● **DIRECTIVES**:
**A.** On the Elasticsearch troubleshooting page, what condition puts a cluster in the yellow state?
**B.** Reproduce the passage of the Elasticsearch troubleshooting page starting with "Shards are not allocated to nodes." and going on through "shards to nodes.".
**C.** Using the Elasticsearch troubleshooting page, explain why a red cluster whose resources are short should have its total number of primary and replica shards changed to an integral multiple of the number of data nodes.

● **DOCUMENT SECTION**:
--- START ---
×
Community Blog About abnormal cluster loads or status

About abnormal cluster loads or status

Dive into expert troubleshooting tips for managing your Alibaba Cloud Elasticsearch cluster, addressing common issues like unbalanced loads, cluster s...

The CPU utilization and loads of some nodes in an Elasticsearch cluster are normal, whereas other nodes are in the idle state. What do I do?
This issue is caused by unbalanced loads on the cluster. Unbalanced loads may be caused by several reasons, which include inappropriate shard settings, uneven segment sizes, unseparated hot and cold data, and persistent connections that are used for Service Load Balancer (SLB) instances and multi-zone architecture. Resolve the issue based on the actual scenario. For more information, see Unbalanced loads on a cluster.
What do I do if an Elasticsearch cluster is in a state indicated by the color yellow?
● Cause
If the number of replica shards that you specify for an index is greater than the number of nodes minus 1, the cluster enters a state indicated by the color yellow.
Solutions
Run the GET _cat/indices?v command to query the distribution of shards for indexes and identify the index that is in a state indicated by the color yellow. Then, change the number of replica shards for the index to 0. After the cluster recovers to a normal state, change the number of replica shards for the index from 0 to the original setting.
PUT test/_settings
{
"index" : {

"number_of_replicas":"0"

}
}
What do I do if an Elasticsearch cluster is in a state indicated by the color red due to heavy loads?
If an error occurs on the node on which primary shards are distributed, the cluster enters a state indicated by the color red. You can run the GET /_cat/indices?v command to query the distribution of shards for indexes and identify the index that is in a state indicated by the color red. Then, troubleshoot the issue based on the causes and solutions described in the following table.
Cause
Solution
The resources of the cluster are insufficient due to unbalanced loads on nodes.
Change the total number of primary and replica shards to an integral multiple of the number of data nodes in the cluster to balance loads on nodes. For more information, see What do I do if shards are not evenly distributed on nodes in an Elasticsearch cluster?
The cluster stores invalid indexes.
Clear invalid indexes on a regular basis, such as monitoring indexes whose names start with .monitoring. For more information about how to configure monitoring indexes, see Configure monitoring indexes.
Shards are not allocated to nodes.
Run the GET /_cluster/allocation/explain?pretty command to query the reason why shards are not allocated to nodes and resolve the issue based on the actual situation. After the issue is resolved, run the POST /_cluster/reroute?retry_failed=true command to reallocate shards to nodes.
The cache occupies a large amount of resources.
--- END ---
● **RECORDS SUPPLIED**:
--- START ---
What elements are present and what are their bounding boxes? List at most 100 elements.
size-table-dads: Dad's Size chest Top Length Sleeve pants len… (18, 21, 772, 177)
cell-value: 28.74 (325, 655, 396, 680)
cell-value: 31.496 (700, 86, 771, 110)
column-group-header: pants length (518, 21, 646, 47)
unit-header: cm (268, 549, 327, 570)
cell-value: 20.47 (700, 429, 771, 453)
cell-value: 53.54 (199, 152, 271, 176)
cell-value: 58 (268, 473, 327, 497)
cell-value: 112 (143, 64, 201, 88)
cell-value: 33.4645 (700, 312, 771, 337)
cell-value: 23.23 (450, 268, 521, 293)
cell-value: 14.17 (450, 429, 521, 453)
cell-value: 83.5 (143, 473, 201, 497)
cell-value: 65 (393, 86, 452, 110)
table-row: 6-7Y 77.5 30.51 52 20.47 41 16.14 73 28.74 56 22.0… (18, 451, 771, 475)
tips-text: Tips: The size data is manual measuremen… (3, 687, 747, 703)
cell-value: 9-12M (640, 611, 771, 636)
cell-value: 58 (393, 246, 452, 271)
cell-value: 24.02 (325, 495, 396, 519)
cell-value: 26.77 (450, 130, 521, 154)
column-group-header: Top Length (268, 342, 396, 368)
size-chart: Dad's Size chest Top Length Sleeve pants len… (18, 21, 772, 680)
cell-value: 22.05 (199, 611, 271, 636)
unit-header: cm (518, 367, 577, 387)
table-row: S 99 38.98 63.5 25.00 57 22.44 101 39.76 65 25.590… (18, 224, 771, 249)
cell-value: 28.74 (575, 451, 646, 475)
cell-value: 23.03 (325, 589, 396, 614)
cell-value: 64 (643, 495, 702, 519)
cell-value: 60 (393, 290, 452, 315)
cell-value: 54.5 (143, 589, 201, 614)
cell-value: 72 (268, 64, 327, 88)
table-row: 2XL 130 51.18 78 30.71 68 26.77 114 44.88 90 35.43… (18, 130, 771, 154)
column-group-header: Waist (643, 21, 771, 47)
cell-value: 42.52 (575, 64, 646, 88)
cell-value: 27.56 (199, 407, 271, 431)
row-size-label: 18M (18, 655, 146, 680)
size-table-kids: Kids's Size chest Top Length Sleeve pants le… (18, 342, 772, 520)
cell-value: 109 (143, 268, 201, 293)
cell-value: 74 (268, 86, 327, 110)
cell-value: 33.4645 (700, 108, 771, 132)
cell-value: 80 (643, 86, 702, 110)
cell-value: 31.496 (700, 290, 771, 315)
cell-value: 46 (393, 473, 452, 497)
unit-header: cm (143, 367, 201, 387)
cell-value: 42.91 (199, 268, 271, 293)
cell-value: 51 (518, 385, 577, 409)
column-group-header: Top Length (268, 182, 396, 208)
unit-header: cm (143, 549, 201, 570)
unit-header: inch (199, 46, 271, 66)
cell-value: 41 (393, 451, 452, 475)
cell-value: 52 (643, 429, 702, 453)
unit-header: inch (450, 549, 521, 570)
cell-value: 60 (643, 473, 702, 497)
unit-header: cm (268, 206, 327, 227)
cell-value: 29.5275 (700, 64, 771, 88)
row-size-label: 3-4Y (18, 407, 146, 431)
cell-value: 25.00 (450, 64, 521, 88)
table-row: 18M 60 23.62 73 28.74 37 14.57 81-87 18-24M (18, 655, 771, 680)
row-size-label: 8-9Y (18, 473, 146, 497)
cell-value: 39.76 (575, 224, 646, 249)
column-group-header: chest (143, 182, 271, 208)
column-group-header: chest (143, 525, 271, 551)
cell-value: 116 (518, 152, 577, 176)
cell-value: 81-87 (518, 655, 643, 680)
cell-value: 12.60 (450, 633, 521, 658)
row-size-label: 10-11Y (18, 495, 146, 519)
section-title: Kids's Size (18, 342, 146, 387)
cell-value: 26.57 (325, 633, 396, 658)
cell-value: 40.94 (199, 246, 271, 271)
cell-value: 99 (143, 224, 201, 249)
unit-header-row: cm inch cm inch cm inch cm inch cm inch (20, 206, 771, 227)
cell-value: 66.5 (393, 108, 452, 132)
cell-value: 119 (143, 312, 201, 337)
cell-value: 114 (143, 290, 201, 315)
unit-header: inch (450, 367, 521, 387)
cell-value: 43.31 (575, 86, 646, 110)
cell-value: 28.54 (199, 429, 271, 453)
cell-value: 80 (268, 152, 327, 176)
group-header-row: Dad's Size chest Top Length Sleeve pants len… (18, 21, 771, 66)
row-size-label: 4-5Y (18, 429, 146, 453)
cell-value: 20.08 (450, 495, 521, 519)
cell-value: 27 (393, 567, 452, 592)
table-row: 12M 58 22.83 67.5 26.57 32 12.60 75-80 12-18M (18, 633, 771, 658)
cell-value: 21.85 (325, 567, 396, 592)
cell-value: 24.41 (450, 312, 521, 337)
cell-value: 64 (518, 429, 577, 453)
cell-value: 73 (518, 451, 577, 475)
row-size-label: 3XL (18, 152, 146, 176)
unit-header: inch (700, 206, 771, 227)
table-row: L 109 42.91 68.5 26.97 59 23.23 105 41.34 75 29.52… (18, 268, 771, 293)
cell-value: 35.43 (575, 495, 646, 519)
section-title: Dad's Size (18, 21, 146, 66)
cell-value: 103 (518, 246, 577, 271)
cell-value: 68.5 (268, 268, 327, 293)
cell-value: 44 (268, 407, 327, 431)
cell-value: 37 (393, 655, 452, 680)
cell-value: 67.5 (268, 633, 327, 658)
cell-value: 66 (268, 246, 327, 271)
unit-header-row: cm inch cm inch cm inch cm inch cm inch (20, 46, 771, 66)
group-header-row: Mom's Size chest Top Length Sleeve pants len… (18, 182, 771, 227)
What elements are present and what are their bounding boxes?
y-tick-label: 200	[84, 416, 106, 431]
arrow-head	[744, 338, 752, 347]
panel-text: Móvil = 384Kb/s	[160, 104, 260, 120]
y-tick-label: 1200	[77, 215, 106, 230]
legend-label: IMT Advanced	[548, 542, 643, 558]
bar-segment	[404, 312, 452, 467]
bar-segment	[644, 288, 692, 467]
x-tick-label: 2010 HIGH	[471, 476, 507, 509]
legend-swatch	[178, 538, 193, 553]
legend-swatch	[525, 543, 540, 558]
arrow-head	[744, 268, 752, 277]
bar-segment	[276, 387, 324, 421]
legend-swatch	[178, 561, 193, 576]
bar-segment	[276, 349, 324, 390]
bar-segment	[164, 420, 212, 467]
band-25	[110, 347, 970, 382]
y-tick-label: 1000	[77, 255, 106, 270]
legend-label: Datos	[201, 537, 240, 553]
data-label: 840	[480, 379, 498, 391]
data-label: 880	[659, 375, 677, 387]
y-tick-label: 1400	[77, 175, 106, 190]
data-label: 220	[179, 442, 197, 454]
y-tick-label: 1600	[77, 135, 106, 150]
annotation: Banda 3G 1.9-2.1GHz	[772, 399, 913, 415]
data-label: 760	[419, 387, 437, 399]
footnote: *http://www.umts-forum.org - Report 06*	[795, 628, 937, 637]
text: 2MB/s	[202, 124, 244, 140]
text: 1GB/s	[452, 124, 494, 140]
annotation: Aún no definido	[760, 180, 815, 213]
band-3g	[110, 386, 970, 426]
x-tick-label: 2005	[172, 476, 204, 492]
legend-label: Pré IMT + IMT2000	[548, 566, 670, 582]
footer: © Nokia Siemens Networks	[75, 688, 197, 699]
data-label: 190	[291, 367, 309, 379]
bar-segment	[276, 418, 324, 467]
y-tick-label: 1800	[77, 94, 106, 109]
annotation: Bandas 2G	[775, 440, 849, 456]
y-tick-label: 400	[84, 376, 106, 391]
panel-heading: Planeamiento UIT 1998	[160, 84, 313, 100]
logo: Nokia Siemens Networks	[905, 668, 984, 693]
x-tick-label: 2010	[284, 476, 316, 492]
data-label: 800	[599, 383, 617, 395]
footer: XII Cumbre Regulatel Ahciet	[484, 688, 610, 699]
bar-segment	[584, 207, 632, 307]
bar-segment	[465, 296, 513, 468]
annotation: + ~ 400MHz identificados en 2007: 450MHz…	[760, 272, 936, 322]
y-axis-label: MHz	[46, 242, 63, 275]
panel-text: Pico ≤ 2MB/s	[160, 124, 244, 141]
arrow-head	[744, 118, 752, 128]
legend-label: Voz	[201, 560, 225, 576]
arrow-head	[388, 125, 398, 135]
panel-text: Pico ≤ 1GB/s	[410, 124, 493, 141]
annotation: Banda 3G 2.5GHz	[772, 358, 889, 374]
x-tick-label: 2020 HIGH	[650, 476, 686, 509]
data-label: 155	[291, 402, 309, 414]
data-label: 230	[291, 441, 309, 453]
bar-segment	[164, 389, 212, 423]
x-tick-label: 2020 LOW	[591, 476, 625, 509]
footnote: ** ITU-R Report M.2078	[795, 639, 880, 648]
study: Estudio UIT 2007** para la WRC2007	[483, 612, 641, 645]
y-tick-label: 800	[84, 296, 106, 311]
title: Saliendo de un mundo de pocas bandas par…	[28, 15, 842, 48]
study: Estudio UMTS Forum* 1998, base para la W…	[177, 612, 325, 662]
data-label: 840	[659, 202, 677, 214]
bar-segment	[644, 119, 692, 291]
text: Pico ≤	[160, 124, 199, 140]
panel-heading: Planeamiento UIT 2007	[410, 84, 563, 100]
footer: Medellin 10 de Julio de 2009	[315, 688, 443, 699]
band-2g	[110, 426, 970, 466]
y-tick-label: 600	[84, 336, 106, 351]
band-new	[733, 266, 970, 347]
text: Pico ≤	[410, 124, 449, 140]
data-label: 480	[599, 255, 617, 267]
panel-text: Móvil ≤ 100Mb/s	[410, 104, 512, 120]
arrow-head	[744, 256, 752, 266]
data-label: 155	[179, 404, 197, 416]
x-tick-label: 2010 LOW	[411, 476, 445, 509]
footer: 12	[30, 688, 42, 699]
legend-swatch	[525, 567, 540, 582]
--- END ---
● **THE SOLUTIONS**:
**A.** The number of replica shards specified for an index is greater than the number of nodes minus 1.

**B.**
Shards are not allocated to nodes.
Run the GET /_cluster/allocation/explain?pretty command to query the reason why shards are not allocated to nodes and resolve the issue based on the actual situation. After the issue is resolved, run the POST /_cluster/reroute?retry_failed=true command to reallocate shards to nodes.

**C.** In this case, the cluster's resources are insufficient because loads on its nodes are unbalanced. Making the total shard count an integral multiple of the number of data nodes balances the loads on the nodes.